(Work to be completed):
Exact reproduction is required for all entries.

(Provided data):
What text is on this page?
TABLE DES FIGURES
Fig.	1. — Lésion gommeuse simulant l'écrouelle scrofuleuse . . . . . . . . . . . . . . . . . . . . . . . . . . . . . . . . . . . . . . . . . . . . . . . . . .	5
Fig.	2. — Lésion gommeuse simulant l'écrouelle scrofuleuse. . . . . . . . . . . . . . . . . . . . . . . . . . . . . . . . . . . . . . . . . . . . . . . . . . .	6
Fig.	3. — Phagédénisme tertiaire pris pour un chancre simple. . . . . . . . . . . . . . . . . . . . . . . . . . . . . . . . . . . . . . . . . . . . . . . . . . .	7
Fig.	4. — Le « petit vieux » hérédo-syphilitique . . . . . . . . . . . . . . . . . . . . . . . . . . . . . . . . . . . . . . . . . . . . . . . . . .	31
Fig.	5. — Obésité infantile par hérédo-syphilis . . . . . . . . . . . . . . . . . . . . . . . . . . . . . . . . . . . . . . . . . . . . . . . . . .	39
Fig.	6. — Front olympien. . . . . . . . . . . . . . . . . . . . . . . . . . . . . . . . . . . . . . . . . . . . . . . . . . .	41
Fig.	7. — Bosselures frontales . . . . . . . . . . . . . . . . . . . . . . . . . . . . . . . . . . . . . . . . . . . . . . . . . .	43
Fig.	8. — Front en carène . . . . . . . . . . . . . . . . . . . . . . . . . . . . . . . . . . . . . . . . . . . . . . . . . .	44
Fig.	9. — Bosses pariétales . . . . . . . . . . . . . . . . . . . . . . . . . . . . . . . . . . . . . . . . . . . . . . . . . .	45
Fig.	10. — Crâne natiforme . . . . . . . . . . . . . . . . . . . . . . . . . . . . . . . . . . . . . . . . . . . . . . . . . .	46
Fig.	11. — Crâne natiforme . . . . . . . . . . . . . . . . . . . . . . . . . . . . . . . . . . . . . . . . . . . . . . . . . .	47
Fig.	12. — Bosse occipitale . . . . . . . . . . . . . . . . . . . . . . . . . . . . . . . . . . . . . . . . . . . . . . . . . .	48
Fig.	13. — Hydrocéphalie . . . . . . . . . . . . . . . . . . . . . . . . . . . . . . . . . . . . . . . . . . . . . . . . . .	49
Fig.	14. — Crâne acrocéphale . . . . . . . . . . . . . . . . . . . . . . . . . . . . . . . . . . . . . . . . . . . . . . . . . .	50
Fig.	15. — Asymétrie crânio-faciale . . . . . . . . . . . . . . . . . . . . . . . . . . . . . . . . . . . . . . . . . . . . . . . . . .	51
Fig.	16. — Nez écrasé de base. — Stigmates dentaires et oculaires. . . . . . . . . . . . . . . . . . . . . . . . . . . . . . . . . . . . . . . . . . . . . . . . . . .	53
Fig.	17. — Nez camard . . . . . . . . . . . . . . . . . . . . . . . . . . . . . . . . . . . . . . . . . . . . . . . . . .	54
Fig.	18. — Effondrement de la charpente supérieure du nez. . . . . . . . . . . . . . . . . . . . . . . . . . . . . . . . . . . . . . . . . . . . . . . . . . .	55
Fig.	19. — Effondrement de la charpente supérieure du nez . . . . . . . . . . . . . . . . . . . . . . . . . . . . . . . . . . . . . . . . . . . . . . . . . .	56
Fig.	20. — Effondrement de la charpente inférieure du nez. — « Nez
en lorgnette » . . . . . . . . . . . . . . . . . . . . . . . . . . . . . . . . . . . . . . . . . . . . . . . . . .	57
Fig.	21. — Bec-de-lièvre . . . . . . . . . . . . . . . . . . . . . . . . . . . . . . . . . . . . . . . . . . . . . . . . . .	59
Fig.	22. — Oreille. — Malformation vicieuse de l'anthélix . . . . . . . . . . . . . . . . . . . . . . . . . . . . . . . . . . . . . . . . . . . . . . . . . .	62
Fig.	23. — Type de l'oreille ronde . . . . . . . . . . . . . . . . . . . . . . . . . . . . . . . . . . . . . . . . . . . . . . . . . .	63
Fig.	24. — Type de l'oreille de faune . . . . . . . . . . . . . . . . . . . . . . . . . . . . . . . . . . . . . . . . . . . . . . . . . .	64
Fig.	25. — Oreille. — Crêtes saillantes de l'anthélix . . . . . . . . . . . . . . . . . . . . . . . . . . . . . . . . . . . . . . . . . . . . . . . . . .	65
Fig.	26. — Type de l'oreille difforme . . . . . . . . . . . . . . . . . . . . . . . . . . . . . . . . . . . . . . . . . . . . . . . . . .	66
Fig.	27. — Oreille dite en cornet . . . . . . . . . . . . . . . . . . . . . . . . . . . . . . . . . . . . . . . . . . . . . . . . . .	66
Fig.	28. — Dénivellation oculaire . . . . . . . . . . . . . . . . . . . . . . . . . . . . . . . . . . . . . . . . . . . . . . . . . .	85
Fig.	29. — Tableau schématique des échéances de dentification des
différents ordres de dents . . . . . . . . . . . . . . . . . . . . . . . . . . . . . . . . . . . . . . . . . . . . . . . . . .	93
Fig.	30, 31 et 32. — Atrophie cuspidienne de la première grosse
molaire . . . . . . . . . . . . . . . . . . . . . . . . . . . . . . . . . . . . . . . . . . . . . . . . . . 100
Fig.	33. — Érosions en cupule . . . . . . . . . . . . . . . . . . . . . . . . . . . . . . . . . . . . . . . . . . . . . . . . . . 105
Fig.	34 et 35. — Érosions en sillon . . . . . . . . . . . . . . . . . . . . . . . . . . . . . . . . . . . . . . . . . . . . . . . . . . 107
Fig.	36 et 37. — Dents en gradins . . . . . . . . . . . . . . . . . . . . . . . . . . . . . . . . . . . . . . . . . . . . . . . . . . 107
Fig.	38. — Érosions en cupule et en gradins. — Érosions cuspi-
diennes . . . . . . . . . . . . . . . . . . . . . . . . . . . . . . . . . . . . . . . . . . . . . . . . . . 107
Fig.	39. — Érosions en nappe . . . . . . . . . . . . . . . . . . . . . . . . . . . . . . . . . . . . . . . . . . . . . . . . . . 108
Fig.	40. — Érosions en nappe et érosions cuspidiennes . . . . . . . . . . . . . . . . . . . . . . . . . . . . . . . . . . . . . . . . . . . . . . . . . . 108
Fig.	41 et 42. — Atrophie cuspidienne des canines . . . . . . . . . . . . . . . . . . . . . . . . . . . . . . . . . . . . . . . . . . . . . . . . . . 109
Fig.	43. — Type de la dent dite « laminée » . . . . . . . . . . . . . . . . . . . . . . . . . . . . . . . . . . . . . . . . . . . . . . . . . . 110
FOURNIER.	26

(Correct answer):
What text is on this page?
TABLE DES FIGURES
Fig.	1. — Lésion gommeuse simulant l'écrouelle scrofuleuse . . . . . . . . . . . . . . . . . . . . . . . . . . . . . . . . . . . . . . . . . . . . . . . . . .	5
Fig.	2. — Lésion gommeuse simulant l'écrouelle scrofuleuse. . . . . . . . . . . . . . . . . . . . . . . . . . . . . . . . . . . . . . . . . . . . . . . . . . .	6
Fig.	3. — Phagédénisme tertiaire pris pour un chancre simple. . . . . . . . . . . . . . . . . . . . . . . . . . . . . . . . . . . . . . . . . . . . . . . . . . .	7
Fig.	4. — Le « petit vieux » hérédo-syphilitique . . . . . . . . . . . . . . . . . . . . . . . . . . . . . . . . . . . . . . . . . . . . . . . . . .	31
Fig.	5. — Obésité infantile par hérédo-syphilis . . . . . . . . . . . . . . . . . . . . . . . . . . . . . . . . . . . . . . . . . . . . . . . . . .	39
Fig.	6. — Front olympien. . . . . . . . . . . . . . . . . . . . . . . . . . . . . . . . . . . . . . . . . . . . . . . . . . .	41
Fig.	7. — Bosselures frontales . . . . . . . . . . . . . . . . . . . . . . . . . . . . . . . . . . . . . . . . . . . . . . . . . .	43
Fig.	8. — Front en carène . . . . . . . . . . . . . . . . . . . . . . . . . . . . . . . . . . . . . . . . . . . . . . . . . .	44
Fig.	9. — Bosses pariétales . . . . . . . . . . . . . . . . . . . . . . . . . . . . . . . . . . . . . . . . . . . . . . . . . .	45
Fig.	10. — Crâne natiforme . . . . . . . . . . . . . . . . . . . . . . . . . . . . . . . . . . . . . . . . . . . . . . . . . .	46
Fig.	11. — Crâne natiforme . . . . . . . . . . . . . . . . . . . . . . . . . . . . . . . . . . . . . . . . . . . . . . . . . .	47
Fig.	12. — Bosse occipitale . . . . . . . . . . . . . . . . . . . . . . . . . . . . . . . . . . . . . . . . . . . . . . . . . .	48
Fig.	13. — Hydrocéphalie . . . . . . . . . . . . . . . . . . . . . . . . . . . . . . . . . . . . . . . . . . . . . . . . . .	49
Fig.	14. — Crâne acrocéphale . . . . . . . . . . . . . . . . . . . . . . . . . . . . . . . . . . . . . . . . . . . . . . . . . .	50
Fig.	15. — Asymétrie crânio-faciale . . . . . . . . . . . . . . . . . . . . . . . . . . . . . . . . . . . . . . . . . . . . . . . . . .	51
Fig.	16. — Nez écrasé de base. — Stigmates dentaires et oculaires. . . . . . . . . . . . . . . . . . . . . . . . . . . . . . . . . . . . . . . . . . . . . . . . . . .	53
Fig.	17. — Nez camard . . . . . . . . . . . . . . . . . . . . . . . . . . . . . . . . . . . . . . . . . . . . . . . . . .	54
Fig.	18. — Effondrement de la charpente supérieure du nez. . . . . . . . . . . . . . . . . . . . . . . . . . . . . . . . . . . . . . . . . . . . . . . . . . .	55
Fig.	19. — Effondrement de la charpente supérieure du nez . . . . . . . . . . . . . . . . . . . . . . . . . . . . . . . . . . . . . . . . . . . . . . . . . .	56
Fig.	20. — Effondrement de la charpente inférieure du nez. — « Nez
en lorgnette » . . . . . . . . . . . . . . . . . . . . . . . . . . . . . . . . . . . . . . . . . . . . . . . . . .	57
Fig.	21. — Bec-de-lièvre . . . . . . . . . . . . . . . . . . . . . . . . . . . . . . . . . . . . . . . . . . . . . . . . . .	59
Fig.	22. — Oreille. — Malformation vicieuse de l'anthélix . . . . . . . . . . . . . . . . . . . . . . . . . . . . . . . . . . . . . . . . . . . . . . . . . .	62
Fig.	23. — Type de l'oreille ronde . . . . . . . . . . . . . . . . . . . . . . . . . . . . . . . . . . . . . . . . . . . . . . . . . .	63
Fig.	24. — Type de l'oreille de faune . . . . . . . . . . . . . . . . . . . . . . . . . . . . . . . . . . . . . . . . . . . . . . . . . .	64
Fig.	25. — Oreille. — Crêtes saillantes de l'anthélix . . . . . . . . . . . . . . . . . . . . . . . . . . . . . . . . . . . . . . . . . . . . . . . . . .	65
Fig.	26. — Type de l'oreille difforme . . . . . . . . . . . . . . . . . . . . . . . . . . . . . . . . . . . . . . . . . . . . . . . . . .	66
Fig.	27. — Oreille dite en cornet . . . . . . . . . . . . . . . . . . . . . . . . . . . . . . . . . . . . . . . . . . . . . . . . . .	66
Fig.	28. — Dénivellation oculaire . . . . . . . . . . . . . . . . . . . . . . . . . . . . . . . . . . . . . . . . . . . . . . . . . .	85
Fig.	29. — Tableau schématique des échéances de dentification des
différents ordres de dents . . . . . . . . . . . . . . . . . . . . . . . . . . . . . . . . . . . . . . . . . . . . . . . . . .	93
Fig.	30, 31 et 32. — Atrophie cuspidienne de la première grosse
molaire . . . . . . . . . . . . . . . . . . . . . . . . . . . . . . . . . . . . . . . . . . . . . . . . . . 100
Fig.	33. — Érosions en cupule . . . . . . . . . . . . . . . . . . . . . . . . . . . . . . . . . . . . . . . . . . . . . . . . . . 105
Fig.	34 et 35. — Érosions en sillon . . . . . . . . . . . . . . . . . . . . . . . . . . . . . . . . . . . . . . . . . . . . . . . . . . 107
Fig.	36 et 37. — Dents en gradins . . . . . . . . . . . . . . . . . . . . . . . . . . . . . . . . . . . . . . . . . . . . . . . . . . 107
Fig.	38. — Érosions en cupule et en gradins. — Érosions cuspi-
diennes . . . . . . . . . . . . . . . . . . . . . . . . . . . . . . . . . . . . . . . . . . . . . . . . . . 107
Fig.	39. — Érosions en nappe . . . . . . . . . . . . . . . . . . . . . . . . . . . . . . . . . . . . . . . . . . . . . . . . . . 108
Fig.	40. — Érosions en nappe et érosions cuspidiennes . . . . . . . . . . . . . . . . . . . . . . . . . . . . . . . . . . . . . . . . . . . . . . . . . . 108
Fig.	41 et 42. — Atrophie cuspidienne des canines . . . . . . . . . . . . . . . . . . . . . . . . . . . . . . . . . . . . . . . . . . . . . . . . . . 109
Fig.	43. — Type de la dent dite « laminée » . . . . . . . . . . . . . . . . . . . . . . . . . . . . . . . . . . . . . . . . . . . . . . . . . . 110
FOURNIER.	26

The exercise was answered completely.